[start of Records provided]

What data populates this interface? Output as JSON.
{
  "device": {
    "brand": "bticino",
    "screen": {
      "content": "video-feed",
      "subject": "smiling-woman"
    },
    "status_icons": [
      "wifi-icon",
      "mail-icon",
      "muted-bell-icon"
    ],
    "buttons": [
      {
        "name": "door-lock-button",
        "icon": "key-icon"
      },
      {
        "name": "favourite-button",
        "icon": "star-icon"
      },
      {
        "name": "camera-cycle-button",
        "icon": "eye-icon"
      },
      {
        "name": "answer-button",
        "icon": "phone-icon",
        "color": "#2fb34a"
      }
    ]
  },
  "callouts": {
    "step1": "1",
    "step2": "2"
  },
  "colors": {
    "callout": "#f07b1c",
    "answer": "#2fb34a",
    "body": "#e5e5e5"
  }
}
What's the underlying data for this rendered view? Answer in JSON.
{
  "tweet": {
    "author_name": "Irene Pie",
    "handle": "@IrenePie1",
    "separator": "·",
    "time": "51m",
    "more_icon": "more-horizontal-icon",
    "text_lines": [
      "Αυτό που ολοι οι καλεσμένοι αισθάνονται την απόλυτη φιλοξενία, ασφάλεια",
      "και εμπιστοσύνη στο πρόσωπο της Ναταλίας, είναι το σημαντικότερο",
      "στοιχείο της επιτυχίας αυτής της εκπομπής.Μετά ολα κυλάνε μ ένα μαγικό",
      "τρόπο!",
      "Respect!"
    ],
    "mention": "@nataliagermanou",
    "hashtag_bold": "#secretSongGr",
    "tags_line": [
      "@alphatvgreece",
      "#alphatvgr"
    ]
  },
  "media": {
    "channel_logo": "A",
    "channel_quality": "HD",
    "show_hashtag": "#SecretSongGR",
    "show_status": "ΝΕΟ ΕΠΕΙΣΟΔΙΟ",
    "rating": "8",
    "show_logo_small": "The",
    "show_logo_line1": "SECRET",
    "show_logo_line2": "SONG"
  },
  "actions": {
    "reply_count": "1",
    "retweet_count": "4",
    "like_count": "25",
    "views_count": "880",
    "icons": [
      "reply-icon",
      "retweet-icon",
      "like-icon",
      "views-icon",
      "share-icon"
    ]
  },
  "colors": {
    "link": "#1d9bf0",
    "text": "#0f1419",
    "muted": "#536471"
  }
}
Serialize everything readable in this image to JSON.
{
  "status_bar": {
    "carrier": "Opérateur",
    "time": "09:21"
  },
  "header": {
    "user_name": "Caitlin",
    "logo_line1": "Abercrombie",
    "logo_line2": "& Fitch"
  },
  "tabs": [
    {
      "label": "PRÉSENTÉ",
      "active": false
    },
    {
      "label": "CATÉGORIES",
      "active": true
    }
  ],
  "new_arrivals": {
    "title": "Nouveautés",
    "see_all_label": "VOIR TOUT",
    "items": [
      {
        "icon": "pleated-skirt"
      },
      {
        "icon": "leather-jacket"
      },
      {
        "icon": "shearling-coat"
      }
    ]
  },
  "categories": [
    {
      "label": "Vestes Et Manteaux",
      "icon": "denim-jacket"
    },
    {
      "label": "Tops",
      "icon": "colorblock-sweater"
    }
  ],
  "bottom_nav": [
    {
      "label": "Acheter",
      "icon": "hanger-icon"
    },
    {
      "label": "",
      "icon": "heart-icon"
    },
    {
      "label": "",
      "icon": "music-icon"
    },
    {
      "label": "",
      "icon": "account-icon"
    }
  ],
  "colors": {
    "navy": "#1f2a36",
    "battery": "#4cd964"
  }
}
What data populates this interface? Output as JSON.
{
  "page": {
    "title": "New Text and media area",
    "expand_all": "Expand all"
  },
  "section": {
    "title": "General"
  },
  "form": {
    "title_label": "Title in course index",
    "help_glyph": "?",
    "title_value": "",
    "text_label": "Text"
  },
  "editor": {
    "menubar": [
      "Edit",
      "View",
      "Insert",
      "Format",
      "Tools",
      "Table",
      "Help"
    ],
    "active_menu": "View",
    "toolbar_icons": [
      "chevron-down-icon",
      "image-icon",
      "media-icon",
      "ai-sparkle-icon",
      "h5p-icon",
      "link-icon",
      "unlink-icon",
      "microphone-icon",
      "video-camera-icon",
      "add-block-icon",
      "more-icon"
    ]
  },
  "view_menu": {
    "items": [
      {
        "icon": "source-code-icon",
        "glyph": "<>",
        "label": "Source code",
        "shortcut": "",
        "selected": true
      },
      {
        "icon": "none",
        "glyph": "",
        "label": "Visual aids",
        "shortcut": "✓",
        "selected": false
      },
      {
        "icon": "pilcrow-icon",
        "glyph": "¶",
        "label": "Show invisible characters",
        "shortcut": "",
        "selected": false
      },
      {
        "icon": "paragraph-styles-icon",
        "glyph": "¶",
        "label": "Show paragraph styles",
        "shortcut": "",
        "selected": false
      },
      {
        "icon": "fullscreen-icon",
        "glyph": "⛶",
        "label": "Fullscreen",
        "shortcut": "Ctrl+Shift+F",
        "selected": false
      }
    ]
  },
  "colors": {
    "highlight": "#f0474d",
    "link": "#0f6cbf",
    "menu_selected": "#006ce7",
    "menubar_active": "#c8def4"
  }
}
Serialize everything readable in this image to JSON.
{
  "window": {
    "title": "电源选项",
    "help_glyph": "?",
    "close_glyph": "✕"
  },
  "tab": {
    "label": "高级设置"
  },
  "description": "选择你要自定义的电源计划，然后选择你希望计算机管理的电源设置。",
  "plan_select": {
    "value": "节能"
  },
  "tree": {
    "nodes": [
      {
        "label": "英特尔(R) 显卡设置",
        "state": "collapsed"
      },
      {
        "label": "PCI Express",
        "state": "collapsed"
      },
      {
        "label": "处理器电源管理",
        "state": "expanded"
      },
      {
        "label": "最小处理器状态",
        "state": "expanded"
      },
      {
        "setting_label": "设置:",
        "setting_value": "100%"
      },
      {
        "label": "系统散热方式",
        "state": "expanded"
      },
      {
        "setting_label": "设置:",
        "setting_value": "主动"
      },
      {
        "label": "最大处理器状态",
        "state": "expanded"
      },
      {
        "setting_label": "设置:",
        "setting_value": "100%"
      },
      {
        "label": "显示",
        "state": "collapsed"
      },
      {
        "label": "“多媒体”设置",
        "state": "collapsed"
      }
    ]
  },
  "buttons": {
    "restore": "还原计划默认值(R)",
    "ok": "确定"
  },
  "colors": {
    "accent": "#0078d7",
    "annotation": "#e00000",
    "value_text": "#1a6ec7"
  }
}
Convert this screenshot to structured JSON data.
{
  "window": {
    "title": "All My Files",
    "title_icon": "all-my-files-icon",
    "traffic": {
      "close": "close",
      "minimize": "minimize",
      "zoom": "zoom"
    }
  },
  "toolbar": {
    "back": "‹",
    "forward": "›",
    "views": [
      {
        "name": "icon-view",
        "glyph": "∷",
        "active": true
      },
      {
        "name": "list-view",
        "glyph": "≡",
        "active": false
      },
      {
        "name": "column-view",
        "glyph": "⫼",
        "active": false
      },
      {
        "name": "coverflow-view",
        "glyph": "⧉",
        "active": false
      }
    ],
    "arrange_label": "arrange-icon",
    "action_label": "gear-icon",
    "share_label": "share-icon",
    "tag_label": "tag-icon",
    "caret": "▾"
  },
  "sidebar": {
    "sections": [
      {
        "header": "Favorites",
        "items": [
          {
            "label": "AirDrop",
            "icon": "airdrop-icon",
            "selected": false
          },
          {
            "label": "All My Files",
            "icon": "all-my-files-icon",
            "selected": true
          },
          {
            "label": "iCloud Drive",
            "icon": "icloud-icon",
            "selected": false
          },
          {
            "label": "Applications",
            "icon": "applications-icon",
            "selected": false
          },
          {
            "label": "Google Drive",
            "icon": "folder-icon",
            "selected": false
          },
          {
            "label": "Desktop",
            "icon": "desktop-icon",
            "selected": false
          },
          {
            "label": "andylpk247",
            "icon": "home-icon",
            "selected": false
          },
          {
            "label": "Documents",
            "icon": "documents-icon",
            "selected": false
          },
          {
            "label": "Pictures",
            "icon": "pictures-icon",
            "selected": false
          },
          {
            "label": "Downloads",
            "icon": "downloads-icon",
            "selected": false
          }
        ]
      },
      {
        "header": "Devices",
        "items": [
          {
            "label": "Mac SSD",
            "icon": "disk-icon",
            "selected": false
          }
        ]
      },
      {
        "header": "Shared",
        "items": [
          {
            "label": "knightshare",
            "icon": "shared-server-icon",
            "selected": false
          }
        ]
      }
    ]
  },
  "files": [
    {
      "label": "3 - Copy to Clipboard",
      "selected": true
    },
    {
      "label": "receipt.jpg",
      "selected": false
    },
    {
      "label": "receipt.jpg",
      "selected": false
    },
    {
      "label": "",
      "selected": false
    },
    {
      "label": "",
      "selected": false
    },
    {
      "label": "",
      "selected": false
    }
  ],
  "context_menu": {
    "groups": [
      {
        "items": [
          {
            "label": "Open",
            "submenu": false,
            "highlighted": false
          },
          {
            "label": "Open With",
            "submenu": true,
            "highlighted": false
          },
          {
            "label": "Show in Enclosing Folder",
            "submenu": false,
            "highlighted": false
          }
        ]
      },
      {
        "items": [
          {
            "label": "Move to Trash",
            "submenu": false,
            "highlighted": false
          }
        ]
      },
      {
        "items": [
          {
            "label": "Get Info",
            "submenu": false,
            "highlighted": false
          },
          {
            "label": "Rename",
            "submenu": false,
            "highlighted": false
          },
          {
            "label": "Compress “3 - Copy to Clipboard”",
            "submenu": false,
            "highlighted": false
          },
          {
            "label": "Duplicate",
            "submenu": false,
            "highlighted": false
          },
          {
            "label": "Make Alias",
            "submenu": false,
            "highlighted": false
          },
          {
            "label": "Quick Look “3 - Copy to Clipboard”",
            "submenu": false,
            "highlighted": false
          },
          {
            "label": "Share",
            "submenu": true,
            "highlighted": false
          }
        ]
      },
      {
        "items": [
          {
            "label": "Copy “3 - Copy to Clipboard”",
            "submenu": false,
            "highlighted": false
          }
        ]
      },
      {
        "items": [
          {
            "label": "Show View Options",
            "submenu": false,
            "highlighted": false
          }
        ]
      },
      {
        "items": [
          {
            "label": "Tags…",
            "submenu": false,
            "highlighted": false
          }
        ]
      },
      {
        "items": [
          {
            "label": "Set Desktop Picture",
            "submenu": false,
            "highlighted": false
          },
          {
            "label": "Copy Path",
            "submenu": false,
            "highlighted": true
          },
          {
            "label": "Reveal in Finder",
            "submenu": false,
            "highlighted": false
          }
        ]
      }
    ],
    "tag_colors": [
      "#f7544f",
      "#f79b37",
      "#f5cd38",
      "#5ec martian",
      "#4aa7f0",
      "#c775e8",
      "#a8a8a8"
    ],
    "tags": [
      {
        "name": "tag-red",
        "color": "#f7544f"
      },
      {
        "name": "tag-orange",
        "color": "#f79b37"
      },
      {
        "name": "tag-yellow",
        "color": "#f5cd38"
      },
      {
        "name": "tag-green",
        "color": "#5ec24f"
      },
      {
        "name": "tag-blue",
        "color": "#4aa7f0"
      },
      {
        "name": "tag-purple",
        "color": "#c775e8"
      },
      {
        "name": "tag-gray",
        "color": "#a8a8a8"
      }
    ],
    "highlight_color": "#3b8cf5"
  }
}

[end of Records provided]

→ Stated task: Look through the lines above and collect those with the word "paragraph".

→ Result:
        "icon": "paragraph-styles-icon",
        "label": "Show paragraph styles",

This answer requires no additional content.